▶ [TASK BRIEF]: Below are records. Count every line containing the word "screenshot" and give the number alone.

— START DATA —

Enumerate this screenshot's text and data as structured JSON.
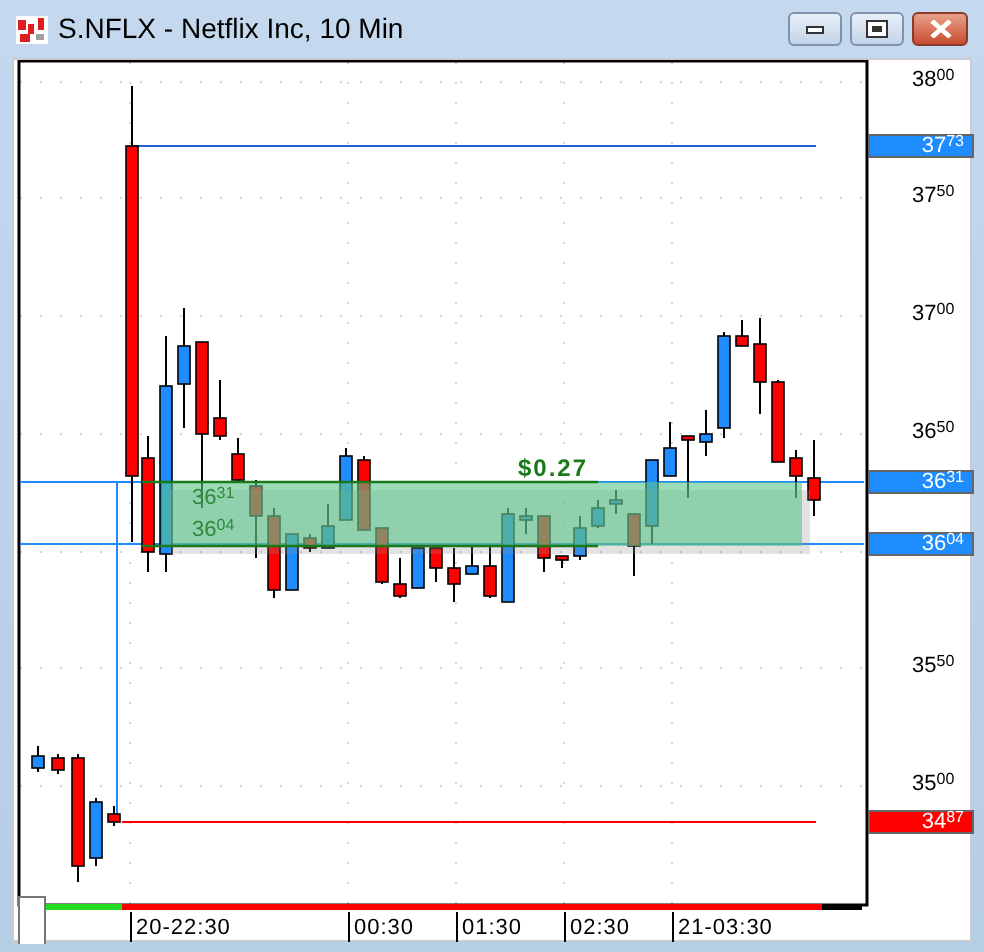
{
  "window": {
    "title": "S.NFLX - Netflix Inc, 10 Min"
  },
  "price_axis": {
    "ticks": [
      "38$^{00}$",
      "37$^{50}$",
      "37$^{00}$",
      "36$^{50}$",
      "35$^{50}$",
      "35$^{00}$"
    ]
  },
  "price_markers": [
    {
      "label": "37$^{73}$",
      "color": "#1e8cff"
    },
    {
      "label": "36$^{31}$",
      "color": "#1e8cff"
    },
    {
      "label": "36$^{04}$",
      "color": "#1e8cff"
    },
    {
      "label": "34$^{87}$",
      "color": "#ff0000"
    }
  ],
  "zone": {
    "difference": "$0.27",
    "upper_label": "36$^{31}$",
    "lower_label": "36$^{04}$"
  },
  "time_axis": {
    "labels": [
      "20-22:30",
      "00:30",
      "01:30",
      "02:30",
      "21-03:30"
    ]
  }
}
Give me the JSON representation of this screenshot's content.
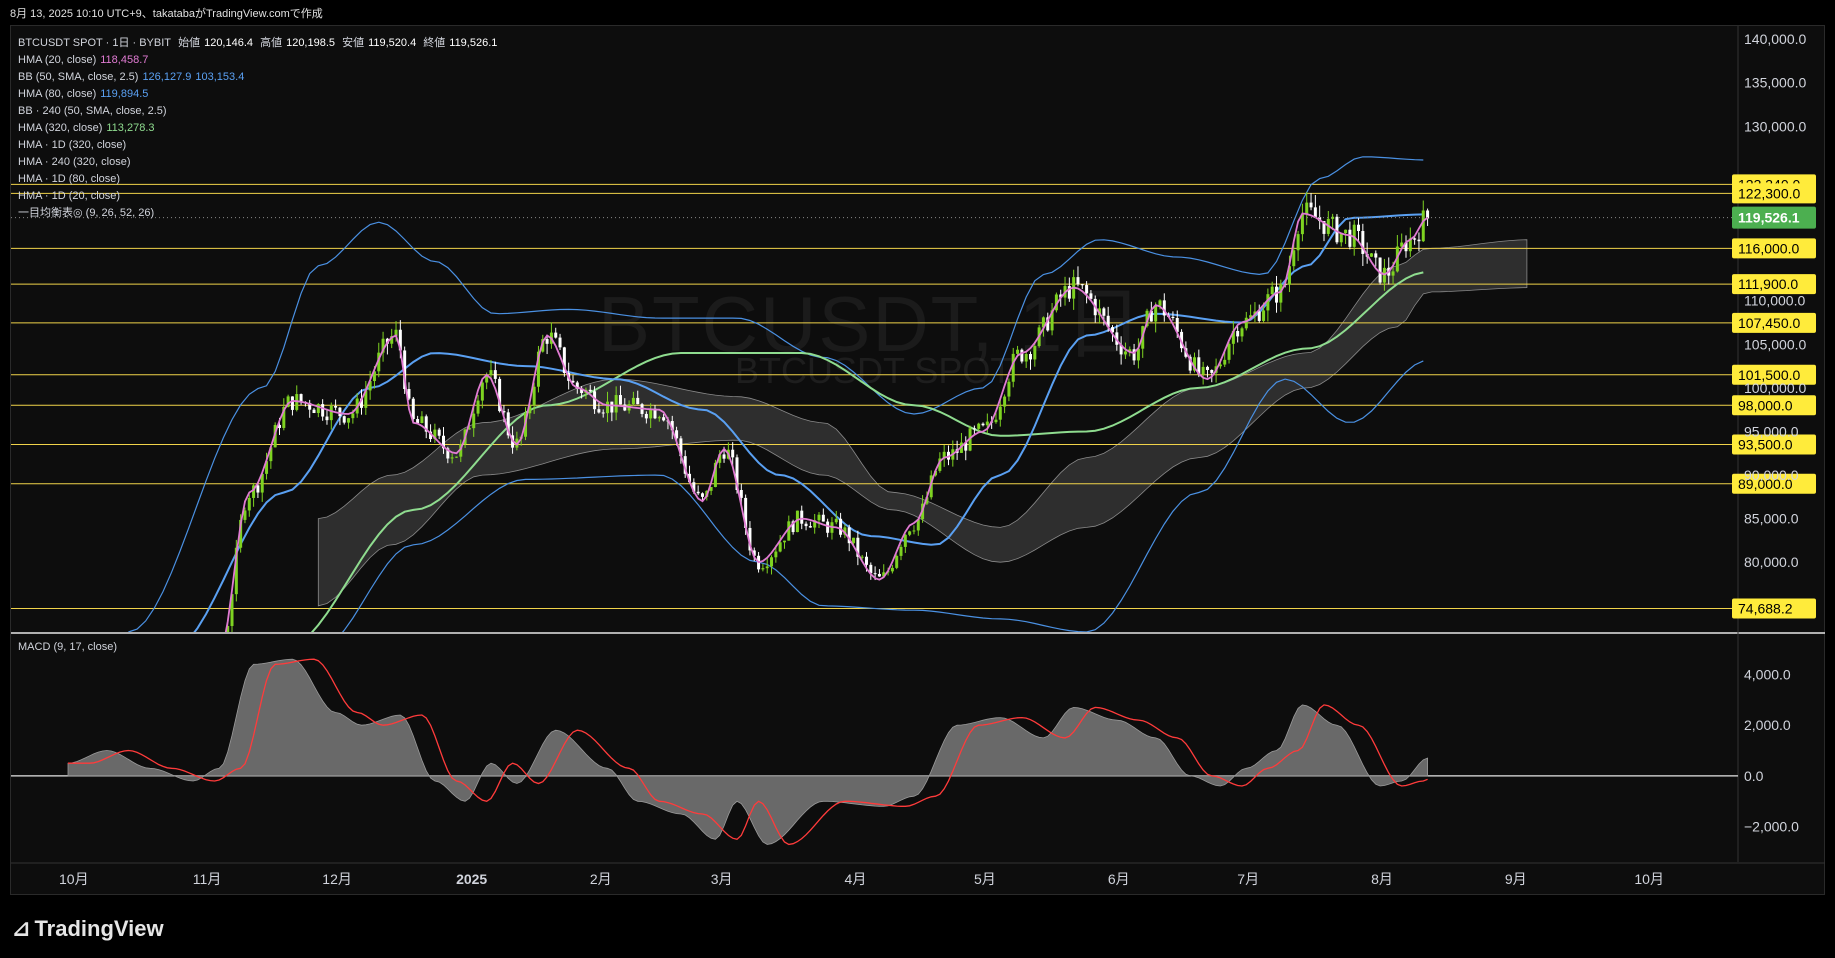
{
  "caption": "8月 13, 2025 10:10 UTC+9、takatabaがTradingView.comで作成",
  "legend": {
    "title": "BTCUSDT SPOT · 1日 · BYBIT",
    "ohlc": {
      "open_label": "始値",
      "open": "120,146.4",
      "high_label": "高値",
      "high": "120,198.5",
      "low_label": "安値",
      "low": "119,520.4",
      "close_label": "終値",
      "close": "119,526.1"
    },
    "indicators": [
      {
        "name": "HMA (20, close)",
        "values": [
          "118,458.7"
        ],
        "color": "#e17bd3"
      },
      {
        "name": "BB (50, SMA, close, 2.5)",
        "values": [
          "126,127.9",
          "103,153.4"
        ],
        "color": "#5aa0f2"
      },
      {
        "name": "HMA (80, close)",
        "values": [
          "119,894.5"
        ],
        "color": "#5aa0f2"
      },
      {
        "name": "BB · 240 (50, SMA, close, 2.5)",
        "values": [],
        "color": "#d1d4dc"
      },
      {
        "name": "HMA (320, close)",
        "values": [
          "113,278.3"
        ],
        "color": "#8fdc8f"
      },
      {
        "name": "HMA · 1D (320, close)",
        "values": [],
        "color": "#d1d4dc"
      },
      {
        "name": "HMA · 240 (320, close)",
        "values": [],
        "color": "#d1d4dc"
      },
      {
        "name": "HMA · 1D (80, close)",
        "values": [],
        "color": "#d1d4dc"
      },
      {
        "name": "HMA · 1D (20, close)",
        "values": [],
        "color": "#d1d4dc"
      },
      {
        "name": "一目均衡表◎ (9, 26, 52, 26)",
        "values": [],
        "color": "#d1d4dc"
      }
    ]
  },
  "watermark": {
    "main": "BTCUSDT, 1日",
    "sub": "BTCUSDT SPOT"
  },
  "macd_label": "MACD (9, 17, close)",
  "brand": "TradingView",
  "colors": {
    "candle_up": "#7ed321",
    "candle_down": "#ffffff",
    "level_line": "#f0d34a",
    "label_bg": "#ffeb3b",
    "price_bg": "#4caf50",
    "hma20": "#e17bd3",
    "bb": "#4a90e2",
    "hma80": "#5aa0f2",
    "hma320": "#8fdc8f",
    "macd_signal": "#ff3b3b",
    "cloud": "#3a3a3a"
  },
  "chart_data": {
    "type": "candlestick",
    "symbol": "BTCUSDT SPOT",
    "interval": "1日",
    "exchange": "BYBIT",
    "y_axis_ticks": [
      "140,000.0",
      "135,000.0",
      "130,000.0",
      "110,000.0",
      "105,000.0",
      "100,000.0",
      "95,000.0",
      "90,000.0",
      "85,000.0",
      "80,000.0"
    ],
    "ylim": [
      72000,
      141500
    ],
    "x_axis_labels": [
      "10月",
      "11月",
      "12月",
      "2025",
      "2月",
      "3月",
      "4月",
      "5月",
      "6月",
      "7月",
      "8月",
      "9月",
      "10月"
    ],
    "horizontal_levels": [
      {
        "value": 123340.0,
        "label": "123,340.0"
      },
      {
        "value": 122300.0,
        "label": "122,300.0"
      },
      {
        "value": 116000.0,
        "label": "116,000.0"
      },
      {
        "value": 111900.0,
        "label": "111,900.0"
      },
      {
        "value": 107450.0,
        "label": "107,450.0"
      },
      {
        "value": 101500.0,
        "label": "101,500.0"
      },
      {
        "value": 98000.0,
        "label": "98,000.0"
      },
      {
        "value": 93500.0,
        "label": "93,500.0"
      },
      {
        "value": 89000.0,
        "label": "89,000.0"
      },
      {
        "value": 74688.2,
        "label": "74,688.2"
      }
    ],
    "last_price": {
      "value": 119526.1,
      "label": "119,526.1"
    },
    "close_anchors": [
      {
        "date": "2024-10-15",
        "close": 68000
      },
      {
        "date": "2024-11-05",
        "close": 69500
      },
      {
        "date": "2024-11-12",
        "close": 88000
      },
      {
        "date": "2024-11-22",
        "close": 98500
      },
      {
        "date": "2024-12-05",
        "close": 97000
      },
      {
        "date": "2024-12-16",
        "close": 106000
      },
      {
        "date": "2024-12-20",
        "close": 96000
      },
      {
        "date": "2024-12-30",
        "close": 92500
      },
      {
        "date": "2025-01-06",
        "close": 101500
      },
      {
        "date": "2025-01-13",
        "close": 93500
      },
      {
        "date": "2025-01-20",
        "close": 106000
      },
      {
        "date": "2025-01-27",
        "close": 100000
      },
      {
        "date": "2025-02-03",
        "close": 98000
      },
      {
        "date": "2025-02-15",
        "close": 97500
      },
      {
        "date": "2025-02-25",
        "close": 87000
      },
      {
        "date": "2025-03-02",
        "close": 93000
      },
      {
        "date": "2025-03-10",
        "close": 80000
      },
      {
        "date": "2025-03-20",
        "close": 85000
      },
      {
        "date": "2025-03-28",
        "close": 84000
      },
      {
        "date": "2025-04-07",
        "close": 78000
      },
      {
        "date": "2025-04-15",
        "close": 84500
      },
      {
        "date": "2025-04-22",
        "close": 92000
      },
      {
        "date": "2025-05-01",
        "close": 95000
      },
      {
        "date": "2025-05-10",
        "close": 104000
      },
      {
        "date": "2025-05-22",
        "close": 111500
      },
      {
        "date": "2025-06-05",
        "close": 104000
      },
      {
        "date": "2025-06-10",
        "close": 109500
      },
      {
        "date": "2025-06-22",
        "close": 101000
      },
      {
        "date": "2025-06-30",
        "close": 107500
      },
      {
        "date": "2025-07-09",
        "close": 111000
      },
      {
        "date": "2025-07-14",
        "close": 120000
      },
      {
        "date": "2025-07-25",
        "close": 117500
      },
      {
        "date": "2025-08-02",
        "close": 113000
      },
      {
        "date": "2025-08-08",
        "close": 117000
      },
      {
        "date": "2025-08-12",
        "close": 119526
      }
    ],
    "bb_upper_anchors": [
      {
        "date": "2024-10-15",
        "v": 72000
      },
      {
        "date": "2024-11-15",
        "v": 100000
      },
      {
        "date": "2024-11-28",
        "v": 114000
      },
      {
        "date": "2024-12-12",
        "v": 119000
      },
      {
        "date": "2024-12-25",
        "v": 114500
      },
      {
        "date": "2025-01-08",
        "v": 108500
      },
      {
        "date": "2025-01-25",
        "v": 109000
      },
      {
        "date": "2025-02-15",
        "v": 108000
      },
      {
        "date": "2025-03-05",
        "v": 108000
      },
      {
        "date": "2025-03-25",
        "v": 103500
      },
      {
        "date": "2025-04-15",
        "v": 97000
      },
      {
        "date": "2025-05-01",
        "v": 100000
      },
      {
        "date": "2025-05-15",
        "v": 113000
      },
      {
        "date": "2025-05-28",
        "v": 117000
      },
      {
        "date": "2025-06-15",
        "v": 115000
      },
      {
        "date": "2025-07-05",
        "v": 113000
      },
      {
        "date": "2025-07-18",
        "v": 124000
      },
      {
        "date": "2025-07-28",
        "v": 126500
      },
      {
        "date": "2025-08-12",
        "v": 126127
      }
    ],
    "bb_lower_anchors": [
      {
        "date": "2024-10-15",
        "v": 55000
      },
      {
        "date": "2024-11-28",
        "v": 70000
      },
      {
        "date": "2024-12-20",
        "v": 82000
      },
      {
        "date": "2025-01-15",
        "v": 89500
      },
      {
        "date": "2025-02-15",
        "v": 90000
      },
      {
        "date": "2025-03-10",
        "v": 80000
      },
      {
        "date": "2025-03-25",
        "v": 75000
      },
      {
        "date": "2025-04-15",
        "v": 74500
      },
      {
        "date": "2025-05-05",
        "v": 73500
      },
      {
        "date": "2025-05-25",
        "v": 72000
      },
      {
        "date": "2025-06-20",
        "v": 88000
      },
      {
        "date": "2025-07-10",
        "v": 101000
      },
      {
        "date": "2025-07-25",
        "v": 96000
      },
      {
        "date": "2025-08-12",
        "v": 103153
      }
    ],
    "hma80_anchors": [
      {
        "date": "2024-10-25",
        "v": 70000
      },
      {
        "date": "2024-11-20",
        "v": 88000
      },
      {
        "date": "2024-12-10",
        "v": 100000
      },
      {
        "date": "2024-12-25",
        "v": 104000
      },
      {
        "date": "2025-01-15",
        "v": 102500
      },
      {
        "date": "2025-02-05",
        "v": 101000
      },
      {
        "date": "2025-02-25",
        "v": 97500
      },
      {
        "date": "2025-03-15",
        "v": 90000
      },
      {
        "date": "2025-04-05",
        "v": 83000
      },
      {
        "date": "2025-04-20",
        "v": 82000
      },
      {
        "date": "2025-05-05",
        "v": 90000
      },
      {
        "date": "2025-05-25",
        "v": 106000
      },
      {
        "date": "2025-06-10",
        "v": 108500
      },
      {
        "date": "2025-06-30",
        "v": 107500
      },
      {
        "date": "2025-07-15",
        "v": 114000
      },
      {
        "date": "2025-07-25",
        "v": 119500
      },
      {
        "date": "2025-08-12",
        "v": 119894
      }
    ],
    "hma320_anchors": [
      {
        "date": "2024-11-20",
        "v": 70000
      },
      {
        "date": "2024-12-20",
        "v": 86000
      },
      {
        "date": "2025-01-20",
        "v": 98000
      },
      {
        "date": "2025-02-20",
        "v": 104000
      },
      {
        "date": "2025-03-20",
        "v": 104000
      },
      {
        "date": "2025-04-15",
        "v": 98000
      },
      {
        "date": "2025-05-05",
        "v": 94500
      },
      {
        "date": "2025-05-25",
        "v": 95000
      },
      {
        "date": "2025-06-20",
        "v": 100000
      },
      {
        "date": "2025-07-15",
        "v": 104500
      },
      {
        "date": "2025-08-12",
        "v": 113278
      }
    ],
    "cloud_upper_anchors": [
      {
        "date": "2024-11-28",
        "v": 85000
      },
      {
        "date": "2024-12-15",
        "v": 90000
      },
      {
        "date": "2025-01-05",
        "v": 96000
      },
      {
        "date": "2025-02-05",
        "v": 101000
      },
      {
        "date": "2025-03-05",
        "v": 99000
      },
      {
        "date": "2025-03-25",
        "v": 96000
      },
      {
        "date": "2025-04-10",
        "v": 88000
      },
      {
        "date": "2025-05-05",
        "v": 84000
      },
      {
        "date": "2025-05-25",
        "v": 92000
      },
      {
        "date": "2025-06-20",
        "v": 100000
      },
      {
        "date": "2025-07-15",
        "v": 104000
      },
      {
        "date": "2025-08-05",
        "v": 114000
      },
      {
        "date": "2025-08-12",
        "v": 116000
      },
      {
        "date": "2025-09-05",
        "v": 117000
      }
    ],
    "cloud_lower_anchors": [
      {
        "date": "2024-11-28",
        "v": 75000
      },
      {
        "date": "2024-12-15",
        "v": 82000
      },
      {
        "date": "2025-01-05",
        "v": 90000
      },
      {
        "date": "2025-02-05",
        "v": 93000
      },
      {
        "date": "2025-03-05",
        "v": 94000
      },
      {
        "date": "2025-03-25",
        "v": 90000
      },
      {
        "date": "2025-04-10",
        "v": 86000
      },
      {
        "date": "2025-05-05",
        "v": 80000
      },
      {
        "date": "2025-05-25",
        "v": 84000
      },
      {
        "date": "2025-06-20",
        "v": 92000
      },
      {
        "date": "2025-07-15",
        "v": 100000
      },
      {
        "date": "2025-08-05",
        "v": 107000
      },
      {
        "date": "2025-08-12",
        "v": 111000
      },
      {
        "date": "2025-09-05",
        "v": 111500
      }
    ],
    "macd": {
      "y_axis_ticks": [
        "4,000.0",
        "2,000.0",
        "0.0",
        "−2,000.0"
      ],
      "ylim": [
        -3000,
        5200
      ],
      "anchors": [
        {
          "date": "2024-10-01",
          "v": 500
        },
        {
          "date": "2024-10-10",
          "v": 1000
        },
        {
          "date": "2024-10-20",
          "v": 300
        },
        {
          "date": "2024-10-30",
          "v": -200
        },
        {
          "date": "2024-11-05",
          "v": 300
        },
        {
          "date": "2024-11-13",
          "v": 4400
        },
        {
          "date": "2024-11-22",
          "v": 4600
        },
        {
          "date": "2024-12-02",
          "v": 2500
        },
        {
          "date": "2024-12-08",
          "v": 2000
        },
        {
          "date": "2024-12-17",
          "v": 2400
        },
        {
          "date": "2024-12-25",
          "v": -200
        },
        {
          "date": "2025-01-01",
          "v": -1000
        },
        {
          "date": "2025-01-07",
          "v": 500
        },
        {
          "date": "2025-01-13",
          "v": -300
        },
        {
          "date": "2025-01-22",
          "v": 1800
        },
        {
          "date": "2025-02-03",
          "v": 300
        },
        {
          "date": "2025-02-10",
          "v": -1000
        },
        {
          "date": "2025-02-20",
          "v": -1500
        },
        {
          "date": "2025-02-28",
          "v": -2500
        },
        {
          "date": "2025-03-05",
          "v": -1000
        },
        {
          "date": "2025-03-12",
          "v": -2700
        },
        {
          "date": "2025-03-25",
          "v": -1000
        },
        {
          "date": "2025-04-08",
          "v": -1200
        },
        {
          "date": "2025-04-15",
          "v": -800
        },
        {
          "date": "2025-04-25",
          "v": 2000
        },
        {
          "date": "2025-05-05",
          "v": 2300
        },
        {
          "date": "2025-05-15",
          "v": 1500
        },
        {
          "date": "2025-05-22",
          "v": 2700
        },
        {
          "date": "2025-06-01",
          "v": 2200
        },
        {
          "date": "2025-06-10",
          "v": 1500
        },
        {
          "date": "2025-06-18",
          "v": 0
        },
        {
          "date": "2025-06-25",
          "v": -400
        },
        {
          "date": "2025-07-01",
          "v": 300
        },
        {
          "date": "2025-07-08",
          "v": 1000
        },
        {
          "date": "2025-07-14",
          "v": 2800
        },
        {
          "date": "2025-07-22",
          "v": 2000
        },
        {
          "date": "2025-08-01",
          "v": -400
        },
        {
          "date": "2025-08-06",
          "v": -200
        },
        {
          "date": "2025-08-12",
          "v": 700
        }
      ]
    }
  }
}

— END DATA —

▶ [TASK RESULT]: 2